TASK DESCRIPTION:
Repeat every entry word for word, but leave the images out of your copy.

EXTRACTED MATERIAL:
┄┄┄┄┄┄┄┄┄┄

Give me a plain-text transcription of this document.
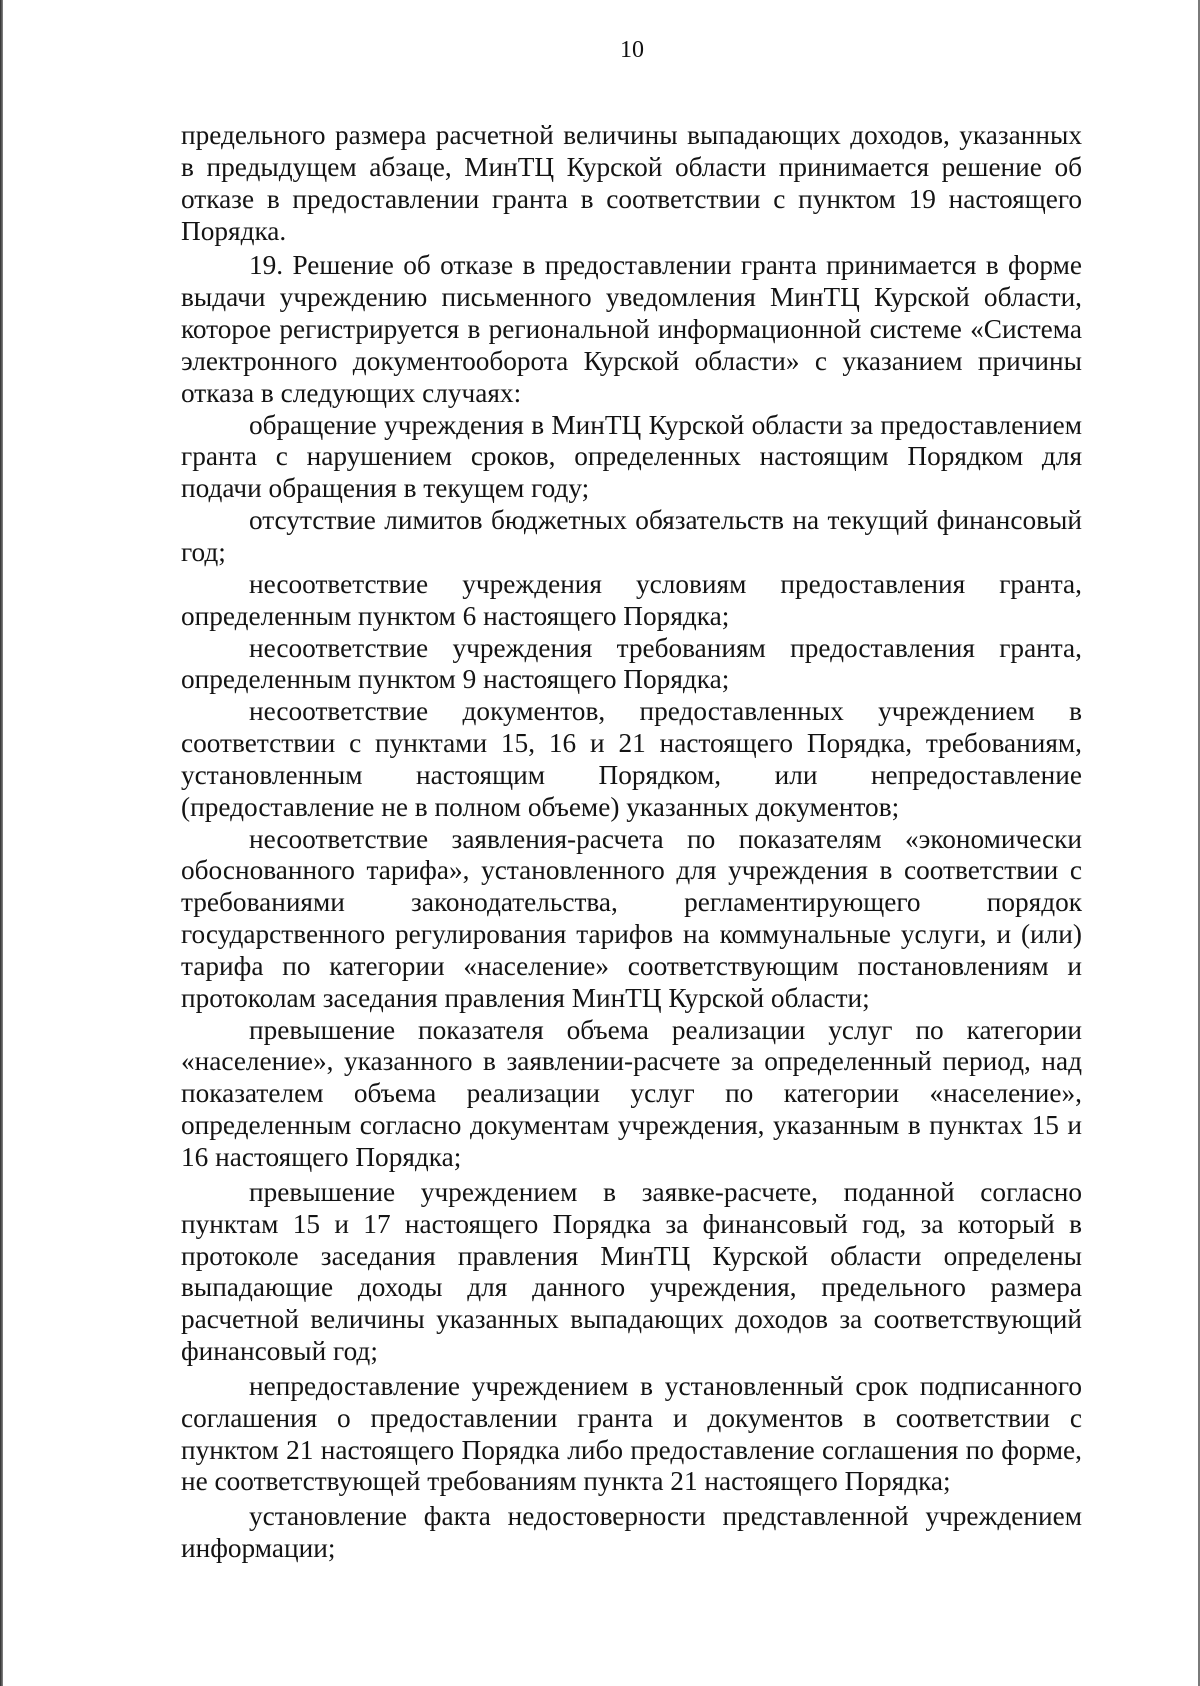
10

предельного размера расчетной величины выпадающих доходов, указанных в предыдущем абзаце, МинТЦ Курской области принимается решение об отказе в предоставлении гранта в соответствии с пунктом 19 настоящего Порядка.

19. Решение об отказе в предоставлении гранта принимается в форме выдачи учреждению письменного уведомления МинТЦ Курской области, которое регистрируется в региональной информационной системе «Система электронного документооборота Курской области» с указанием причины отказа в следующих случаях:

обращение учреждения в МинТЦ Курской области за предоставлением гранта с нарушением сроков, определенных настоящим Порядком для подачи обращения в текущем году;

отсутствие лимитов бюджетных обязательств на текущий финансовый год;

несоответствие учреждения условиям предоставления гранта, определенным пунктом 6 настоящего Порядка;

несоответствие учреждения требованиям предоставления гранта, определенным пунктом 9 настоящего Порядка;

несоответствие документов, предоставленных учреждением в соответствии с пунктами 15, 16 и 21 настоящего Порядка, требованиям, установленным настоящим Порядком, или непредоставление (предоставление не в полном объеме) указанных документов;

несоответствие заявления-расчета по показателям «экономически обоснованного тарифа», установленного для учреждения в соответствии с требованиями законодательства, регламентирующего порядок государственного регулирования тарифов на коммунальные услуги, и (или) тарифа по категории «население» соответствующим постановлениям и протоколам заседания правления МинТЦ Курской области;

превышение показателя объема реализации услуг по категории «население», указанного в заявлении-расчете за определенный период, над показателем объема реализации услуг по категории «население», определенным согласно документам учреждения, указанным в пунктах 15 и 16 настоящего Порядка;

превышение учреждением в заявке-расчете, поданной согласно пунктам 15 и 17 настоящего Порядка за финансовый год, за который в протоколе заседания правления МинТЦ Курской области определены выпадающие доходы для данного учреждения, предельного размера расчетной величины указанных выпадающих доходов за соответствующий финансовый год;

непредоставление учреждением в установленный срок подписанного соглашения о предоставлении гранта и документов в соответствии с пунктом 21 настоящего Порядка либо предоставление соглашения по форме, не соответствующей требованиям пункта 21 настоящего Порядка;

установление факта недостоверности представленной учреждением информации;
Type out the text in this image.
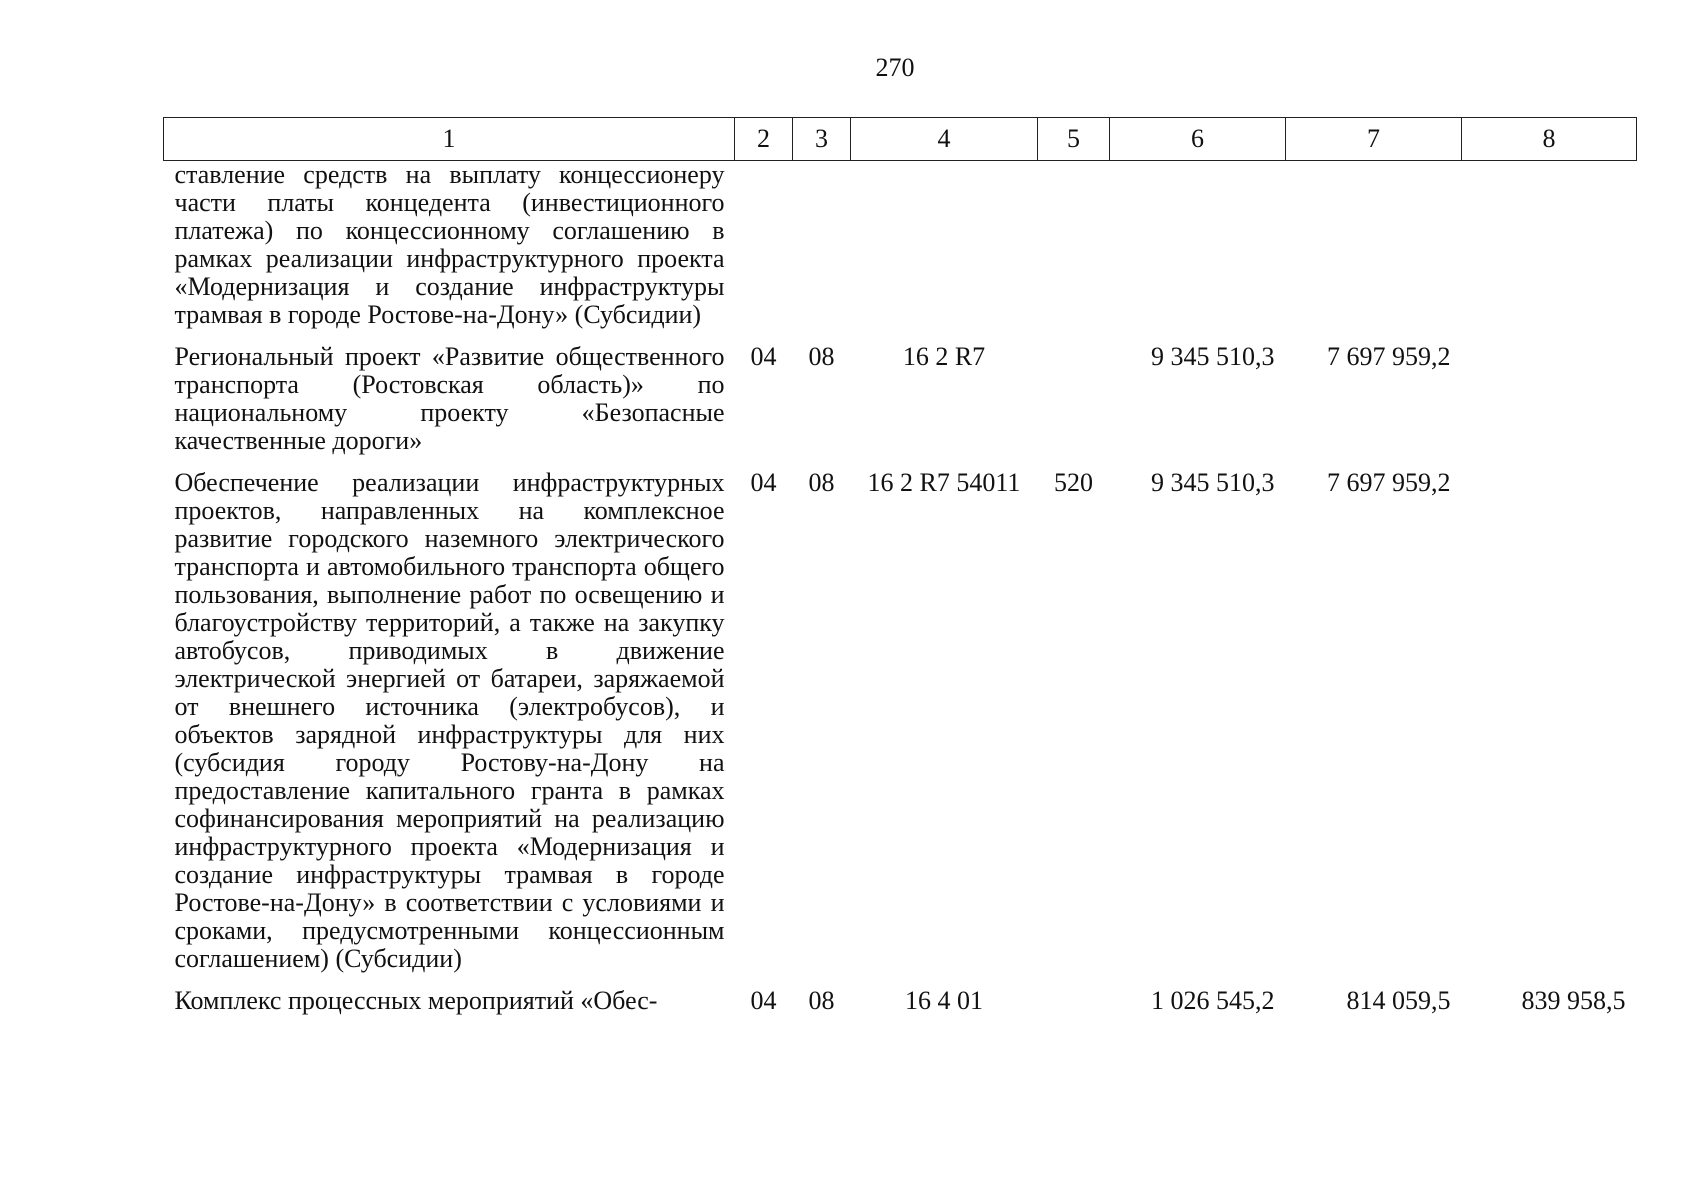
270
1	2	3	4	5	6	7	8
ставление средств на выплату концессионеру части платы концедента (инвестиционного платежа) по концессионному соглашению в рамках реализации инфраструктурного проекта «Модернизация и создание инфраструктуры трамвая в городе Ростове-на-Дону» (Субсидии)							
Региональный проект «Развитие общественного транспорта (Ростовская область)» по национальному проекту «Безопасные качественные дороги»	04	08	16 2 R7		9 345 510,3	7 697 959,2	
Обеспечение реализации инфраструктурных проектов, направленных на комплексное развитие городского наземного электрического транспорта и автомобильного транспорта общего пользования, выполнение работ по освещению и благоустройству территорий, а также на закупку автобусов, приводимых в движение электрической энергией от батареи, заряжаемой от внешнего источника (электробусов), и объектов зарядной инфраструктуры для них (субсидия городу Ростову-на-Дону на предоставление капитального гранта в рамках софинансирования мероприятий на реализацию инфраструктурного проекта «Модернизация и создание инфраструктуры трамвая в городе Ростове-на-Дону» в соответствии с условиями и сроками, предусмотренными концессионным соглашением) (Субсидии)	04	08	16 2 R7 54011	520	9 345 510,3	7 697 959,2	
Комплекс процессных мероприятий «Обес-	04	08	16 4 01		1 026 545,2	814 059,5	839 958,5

┄┄┄┄┄┄┄┄┄┄

TASK RESPONSE:
Give me a plain-text transcription of this document.
10

предельного размера расчетной величины выпадающих доходов, указанных в предыдущем абзаце, МинТЦ Курской области принимается решение об отказе в предоставлении гранта в соответствии с пунктом 19 настоящего Порядка.

19. Решение об отказе в предоставлении гранта принимается в форме выдачи учреждению письменного уведомления МинТЦ Курской области, которое регистрируется в региональной информационной системе «Система электронного документооборота Курской области» с указанием причины отказа в следующих случаях:

обращение учреждения в МинТЦ Курской области за предоставлением гранта с нарушением сроков, определенных настоящим Порядком для подачи обращения в текущем году;

отсутствие лимитов бюджетных обязательств на текущий финансовый год;

несоответствие учреждения условиям предоставления гранта, определенным пунктом 6 настоящего Порядка;

несоответствие учреждения требованиям предоставления гранта, определенным пунктом 9 настоящего Порядка;

несоответствие документов, предоставленных учреждением в соответствии с пунктами 15, 16 и 21 настоящего Порядка, требованиям, установленным настоящим Порядком, или непредоставление (предоставление не в полном объеме) указанных документов;

несоответствие заявления-расчета по показателям «экономически обоснованного тарифа», установленного для учреждения в соответствии с требованиями законодательства, регламентирующего порядок государственного регулирования тарифов на коммунальные услуги, и (или) тарифа по категории «население» соответствующим постановлениям и протоколам заседания правления МинТЦ Курской области;

превышение показателя объема реализации услуг по категории «население», указанного в заявлении-расчете за определенный период, над показателем объема реализации услуг по категории «население», определенным согласно документам учреждения, указанным в пунктах 15 и 16 настоящего Порядка;

превышение учреждением в заявке-расчете, поданной согласно пунктам 15 и 17 настоящего Порядка за финансовый год, за который в протоколе заседания правления МинТЦ Курской области определены выпадающие доходы для данного учреждения, предельного размера расчетной величины указанных выпадающих доходов за соответствующий финансовый год;

непредоставление учреждением в установленный срок подписанного соглашения о предоставлении гранта и документов в соответствии с пунктом 21 настоящего Порядка либо предоставление соглашения по форме, не соответствующей требованиям пункта 21 настоящего Порядка;

установление факта недостоверности представленной учреждением информации;
Type out the text in this image.
270
1	2	3	4	5	6	7	8
ставление средств на выплату концессионеру части платы концедента (инвестиционного платежа) по концессионному соглашению в рамках реализации инфраструктурного проекта «Модернизация и создание инфраструктуры трамвая в городе Ростове-на-Дону» (Субсидии)							
Региональный проект «Развитие общественного транспорта (Ростовская область)» по национальному проекту «Безопасные качественные дороги»	04	08	16 2 R7		9 345 510,3	7 697 959,2	
Обеспечение реализации инфраструктурных проектов, направленных на комплексное развитие городского наземного электрического транспорта и автомобильного транспорта общего пользования, выполнение работ по освещению и благоустройству территорий, а также на закупку автобусов, приводимых в движение электрической энергией от батареи, заряжаемой от внешнего источника (электробусов), и объектов зарядной инфраструктуры для них (субсидия городу Ростову-на-Дону на предоставление капитального гранта в рамках софинансирования мероприятий на реализацию инфраструктурного проекта «Модернизация и создание инфраструктуры трамвая в городе Ростове-на-Дону» в соответствии с условиями и сроками, предусмотренными концессионным соглашением) (Субсидии)	04	08	16 2 R7 54011	520	9 345 510,3	7 697 959,2	
Комплекс процессных мероприятий «Обес-	04	08	16 4 01		1 026 545,2	814 059,5	839 958,5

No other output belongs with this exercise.